Claro que tal posibilidad dependía sustancialmente de que yo le cayera bien, cosa que, sin duda, fue lo que sucedió. Cuando Juan Abelló se percató de que don Juan comenzaba a sentir una cierta simpatía por mí y que mis contactos con él se sucedían cada vez con mayor frecuencia, no dudó en exponerme sus ideas.
—Ten cuidado, Mario. Don Juan representa un conflicto para el Rey, porque es padre del Rey y tiene el depósito de la legitimidad monárquica.
—Ya, ¿y de dónde nace el conflicto?
—Pues de que, por decirlo claro, al Rey le gusta que la gente sea particularmente cuidadosa en las relaciones con su padre.
—¿Qué quieres decir?
—El asunto son esos derechos históricos. Tú, como eres un iconoclasta, no le das importancia a...
—Coño, es que la paternidad tiene más valor que esos supuestos derechos históricos.
—Para ti sí, pero la Monarquía funciona de acuerdo con ese tipo de parámetros. Vamos a terminar este asunto y toma nota de lo que te he dicho.
—Tomo nota.
Por supuesto que Juan no esperaba que me ajustara a sus prevenciones y, efectivamente, no lo hice. El padre del Rey me seguía llamando, interesándose por mí. Nuestra relación siguió aumentando en frecuencia de encuentros y en ascensos de afectos, intimando cada vez más. Al mismo tiempo crecía mi presencia en determinados círculos influyentes de la sociedad española.
No preveía hasta qué punto Juan podía tener razón. Tampoco era demasiado consciente, a decir verdad, de la fuerza de mi presencia social, del desarrollo del que acabaría siendo una especie de mito en la sociedad española. Yo seguía fiel a mis costumbres en muchos aspectos y por eso no acudía a ninguna de las cacerías de perdices que Juan y sus amigos organizaban por distintas partes de la geografía española. Un día de aquellos, Juan, conocedor de que no tiraba jamás a esos pájaros, insistió en que fuera a su finca de El Lobillo, en plena Mancha manchega y que, según los expertos, Juan consiguió convertir, invirtiendo mucho dinero, en uno de los mejores cotos para esos afanes cinegéticos.

● **Tarea breve A**: Cita sin cambios las líneas del listado que comienzan en la que contiene "avocado-shape [212, 445, 526, 711]" y terminan en la que contiene "next-label: NEXT [467, 1194, 604, 1252]", con ambas incluidas.
● **Tarea breve B**: Prolonga el fragmento sobre don Juan, padre del Rey, a partir de su última oración.
El fragmento y el listado no tienen ninguna relación entre sí.

[Entradas de la colección]

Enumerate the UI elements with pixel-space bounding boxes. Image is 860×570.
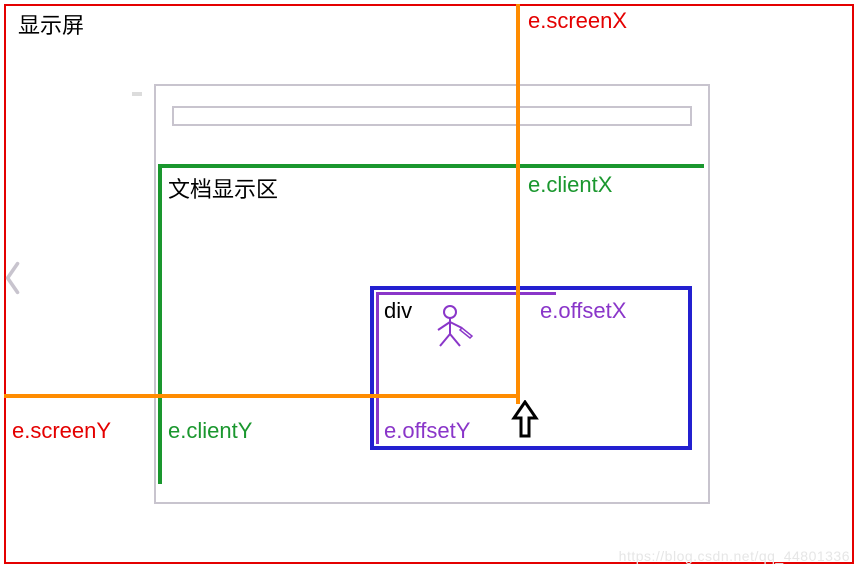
watermark: https://blog.csdn.net/qq_44801336 [619,548,850,564]
label-clientx: e.clientX [528,172,612,198]
label-offsetx: e.offsetX [540,298,626,324]
label-clienty: e.clientY [168,418,252,444]
label-screeny: e.screenY [12,418,111,444]
cursor-horizontal-line [4,394,516,398]
client-label: 文档显示区 [168,172,278,204]
label-screenx: e.screenX [528,8,627,34]
url-bar [172,106,692,126]
cursor-vertical-line [516,4,520,404]
label-offsety: e.offsetY [384,418,470,444]
decorative-mark [132,92,142,96]
div-label: div [384,298,412,324]
screen-label: 显示屏 [18,8,84,40]
back-chevron-icon [4,258,22,307]
user-icon [430,302,480,352]
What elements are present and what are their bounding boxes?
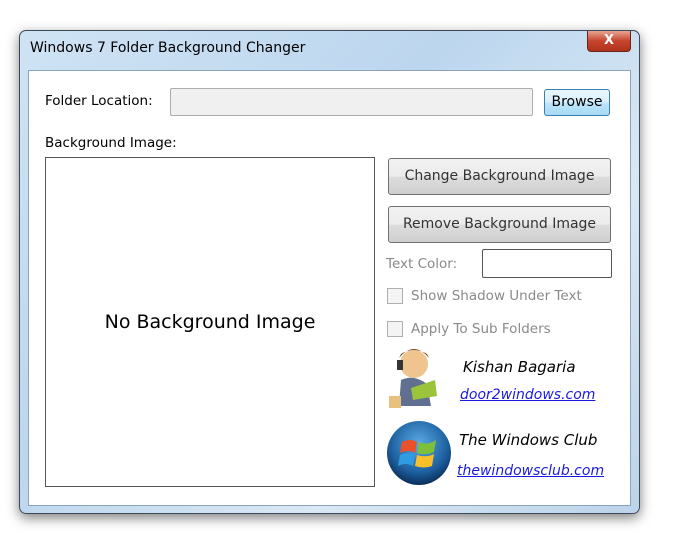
subfolders-checkbox[interactable] bbox=[387, 321, 403, 337]
author-avatar-icon bbox=[389, 349, 437, 408]
change-background-button[interactable]: Change Background Image bbox=[388, 158, 611, 195]
background-preview: No Background Image bbox=[45, 157, 375, 487]
browse-button[interactable]: Browse bbox=[544, 89, 610, 116]
shadow-label: Show Shadow Under Text bbox=[411, 288, 582, 304]
shadow-checkbox[interactable] bbox=[387, 288, 403, 304]
author-name: Kishan Bagaria bbox=[463, 358, 576, 376]
text-color-field[interactable] bbox=[482, 249, 612, 278]
folder-location-input[interactable] bbox=[170, 88, 533, 116]
remove-background-button[interactable]: Remove Background Image bbox=[388, 206, 611, 243]
no-image-text: No Background Image bbox=[104, 311, 316, 333]
windows-logo-icon bbox=[387, 421, 451, 485]
folder-location-label: Folder Location: bbox=[45, 93, 153, 109]
app-window: Windows 7 Folder Background Changer X Fo… bbox=[19, 30, 640, 514]
thewindowsclub-link[interactable]: thewindowsclub.com bbox=[457, 463, 604, 479]
text-color-label: Text Color: bbox=[386, 256, 458, 272]
door2windows-link[interactable]: door2windows.com bbox=[460, 387, 595, 403]
window-title: Windows 7 Folder Background Changer bbox=[30, 40, 306, 56]
subfolders-label: Apply To Sub Folders bbox=[411, 321, 551, 337]
client-area: Folder Location: Browse Background Image… bbox=[28, 70, 631, 506]
club-name: The Windows Club bbox=[459, 431, 598, 449]
background-image-label: Background Image: bbox=[45, 135, 177, 151]
close-button[interactable]: X bbox=[587, 31, 631, 52]
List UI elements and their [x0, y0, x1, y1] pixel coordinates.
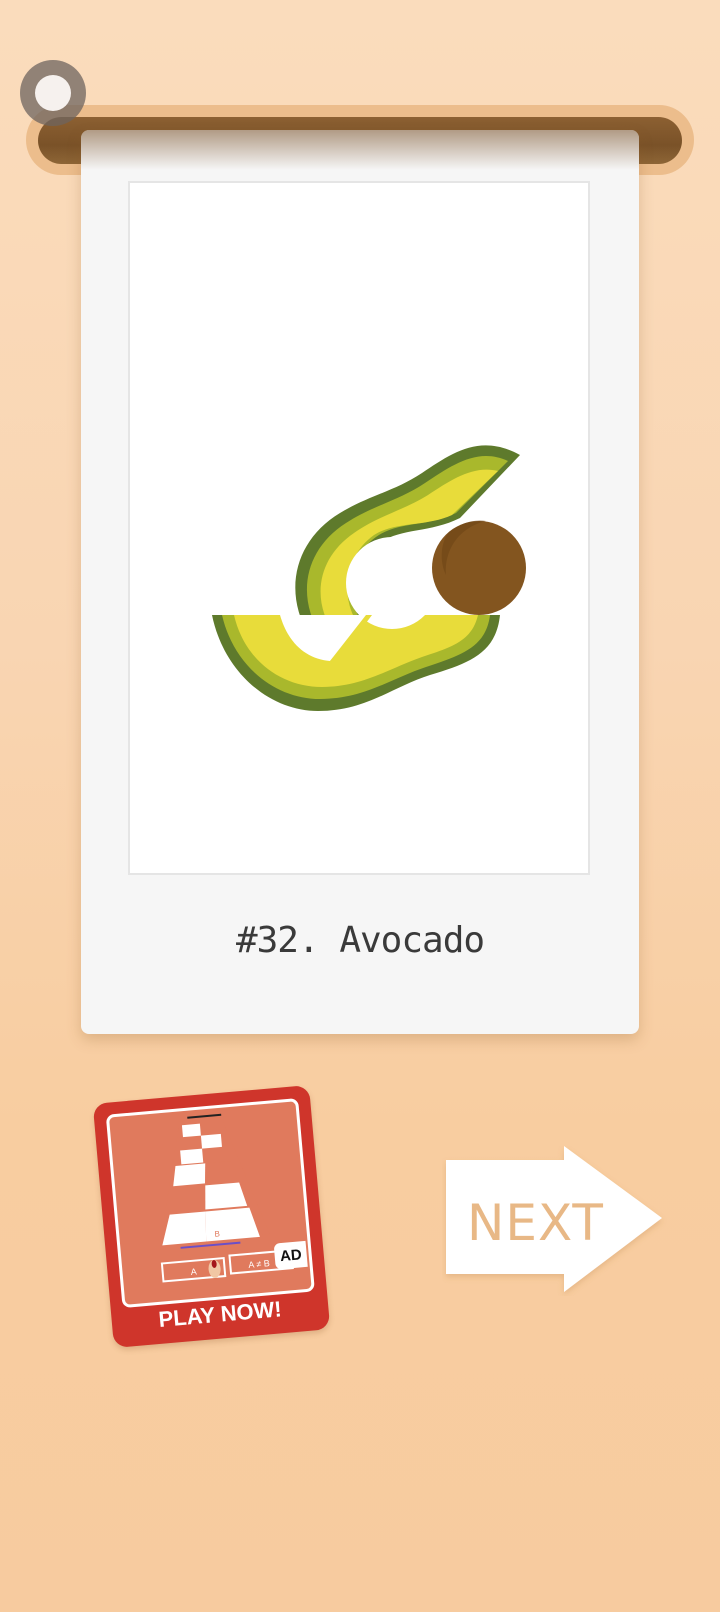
avocado-shape [212, 445, 526, 711]
next-button[interactable]: NEXT [442, 1146, 680, 1296]
ad-game-illustration: A A ≠ B B [160, 1113, 294, 1283]
avocado-illustration [212, 445, 526, 711]
ad-answer-left: A [190, 1267, 197, 1277]
card-rod-shadow [81, 130, 639, 170]
ad-answer-right: A ≠ B [248, 1258, 270, 1270]
puzzle-image [128, 181, 590, 875]
ad-center-label: B [214, 1229, 220, 1238]
ad-badge: AD [273, 1240, 308, 1270]
ad-preview[interactable]: A A ≠ B B AD [105, 1098, 315, 1309]
circle-button-icon [35, 75, 71, 111]
next-label: NEXT [467, 1194, 604, 1252]
polaroid-card: #32. Avocado [81, 130, 639, 1034]
back-button[interactable] [20, 60, 86, 126]
card-caption: #32. Avocado [235, 920, 485, 961]
ad-banner[interactable]: A A ≠ B B AD PLAY NOW! [92, 1085, 331, 1348]
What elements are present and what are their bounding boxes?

● **Respuesta del ejercicio A**:
avocado-shape [212, 445, 526, 711]
next-button[interactable]: NEXT [442, 1146, 680, 1296]
ad-game-illustration: A A ≠ B B [160, 1113, 294, 1283]
avocado-illustration [212, 445, 526, 711]
ad-answer-left: A [190, 1267, 197, 1277]
card-rod-shadow [81, 130, 639, 170]
ad-answer-right: A ≠ B [248, 1258, 270, 1270]
puzzle-image [128, 181, 590, 875]
ad-center-label: B [214, 1229, 220, 1238]
ad-badge: AD [273, 1240, 308, 1270]
ad-preview[interactable]: A A ≠ B B AD [105, 1098, 315, 1309]
circle-button-icon [35, 75, 71, 111]
next-label: NEXT [467, 1194, 604, 1252]

● **Respuesta del ejercicio B**:
Ante mi negativa Juan insistió en que no se trataba de cazar, sino de cenar con el Rey la noche anterior en su casa. Además de nosotros dos estaría presente Miguel Primo de Rivera, duque de ese nombre. Al día siguiente se celebraba la cacería y, aunque yo no participaba en ella, debía acudir a la cena de la noche anterior. Supuse por la insistencia que el objetivo de Juan al invitarme, seguramente a petición del Monarca, consistía en propiciar un encuentro y una conversación entre nosotros.
Allí nos encontramos los cuatro. Era el mes de octubre del año 1987, en plena negociación de nuestra entrada en el Consejo de Banesto. Estampamos nuestras firmas de rigor en el libro de la casa que Juan custodia con ese esmero que pone en las cosas que tienen proyección social. Cenamos los cuatro, supongo que bien, pero no recuerdo, jugamos al mus, seguramente gané porque no suelo ser condescendiente en ese juego ni con el Rey ni con mi padre, a quien también arrasé en su día en ese deporte de cartas, y consumimos algunas copas en mitad de una conversación intrascendente, como corresponde al tipo de reunión que confeccionábamos.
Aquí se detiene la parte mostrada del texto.